## EXERCISE TASK
Reproduce the listing from the line containing "x-tick-label: 1980 — [91, 557, 133, 578]" through the end of the listing, changing "Nasdaq Level" to "Nasdaq Composite Level" and leaving every other line unaltered.

Annotated element listing
** start **

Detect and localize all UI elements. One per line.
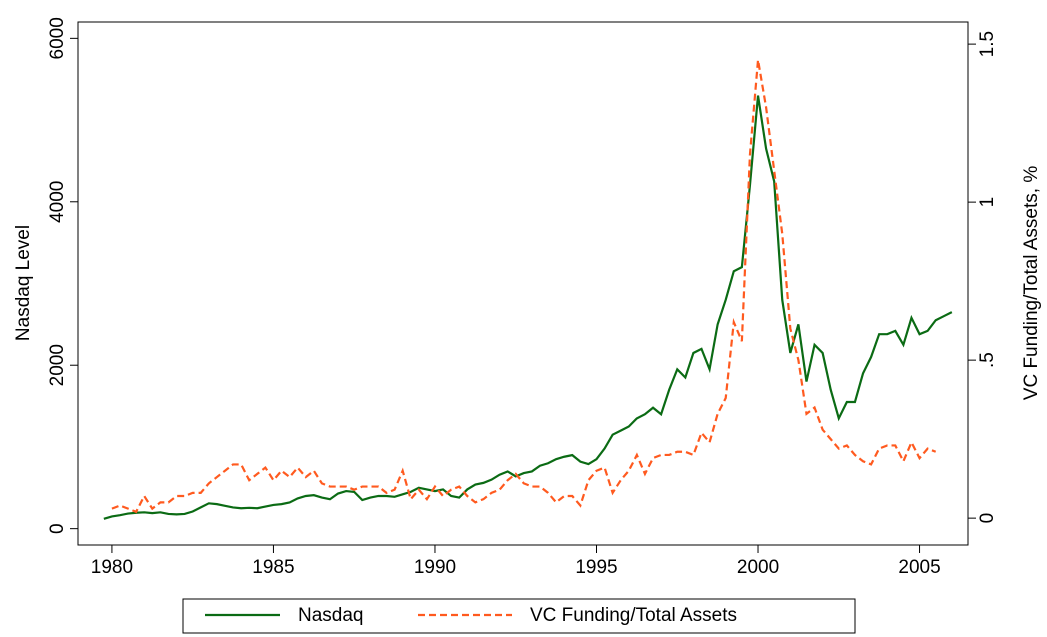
x-tick-label: 1980 — [91, 557, 133, 578]
y2-axis-label: VC Funding/Total Assets, % — [1021, 166, 1042, 401]
plot-frame — [77, 21, 969, 546]
legend-label: Nasdaq — [298, 605, 364, 626]
line — [103, 95, 953, 520]
y2-tick-label: 0 — [977, 513, 998, 524]
y-tick-label: 0 — [47, 523, 68, 534]
legend — [182, 598, 856, 634]
line — [111, 59, 937, 514]
x-tick-label: 2000 — [737, 557, 779, 578]
legend-label: VC Funding/Total Assets — [530, 605, 737, 626]
x-tick-label: 1990 — [414, 557, 456, 578]
x-tick-label: 2005 — [898, 557, 940, 578]
y2-tick-label: 1.5 — [977, 31, 998, 57]
y-tick-label: 2000 — [47, 344, 68, 386]
y2-tick-label: .5 — [977, 352, 998, 368]
y-tick-label: 4000 — [47, 181, 68, 223]
y2-tick-label: 1 — [977, 197, 998, 208]
x-tick-label: 1985 — [252, 557, 294, 578]
y-tick-label: 6000 — [47, 17, 68, 59]
y-axis-label: Nasdaq Level — [13, 225, 34, 341]
x-tick-label: 1995 — [575, 557, 617, 578]
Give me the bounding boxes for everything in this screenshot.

** end **

## ANSWER TO THIS TASK
x-tick-label: 1980 — [91, 557, 133, 578]
y2-axis-label: VC Funding/Total Assets, % — [1021, 166, 1042, 401]
plot-frame — [77, 21, 969, 546]
legend-label: Nasdaq — [298, 605, 364, 626]
line — [103, 95, 953, 520]
y2-tick-label: 0 — [977, 513, 998, 524]
y-tick-label: 0 — [47, 523, 68, 534]
legend — [182, 598, 856, 634]
line — [111, 59, 937, 514]
x-tick-label: 2000 — [737, 557, 779, 578]
legend-label: VC Funding/Total Assets — [530, 605, 737, 626]
x-tick-label: 1990 — [414, 557, 456, 578]
x-tick-label: 2005 — [898, 557, 940, 578]
y2-tick-label: 1.5 — [977, 31, 998, 57]
y-tick-label: 2000 — [47, 344, 68, 386]
y2-tick-label: .5 — [977, 352, 998, 368]
y-tick-label: 4000 — [47, 181, 68, 223]
y2-tick-label: 1 — [977, 197, 998, 208]
x-tick-label: 1985 — [252, 557, 294, 578]
y-tick-label: 6000 — [47, 17, 68, 59]
y-axis-label: Nasdaq Composite Level — [13, 225, 34, 341]
x-tick-label: 1995 — [575, 557, 617, 578]
Give me the bounding boxes for everything in this screenshot.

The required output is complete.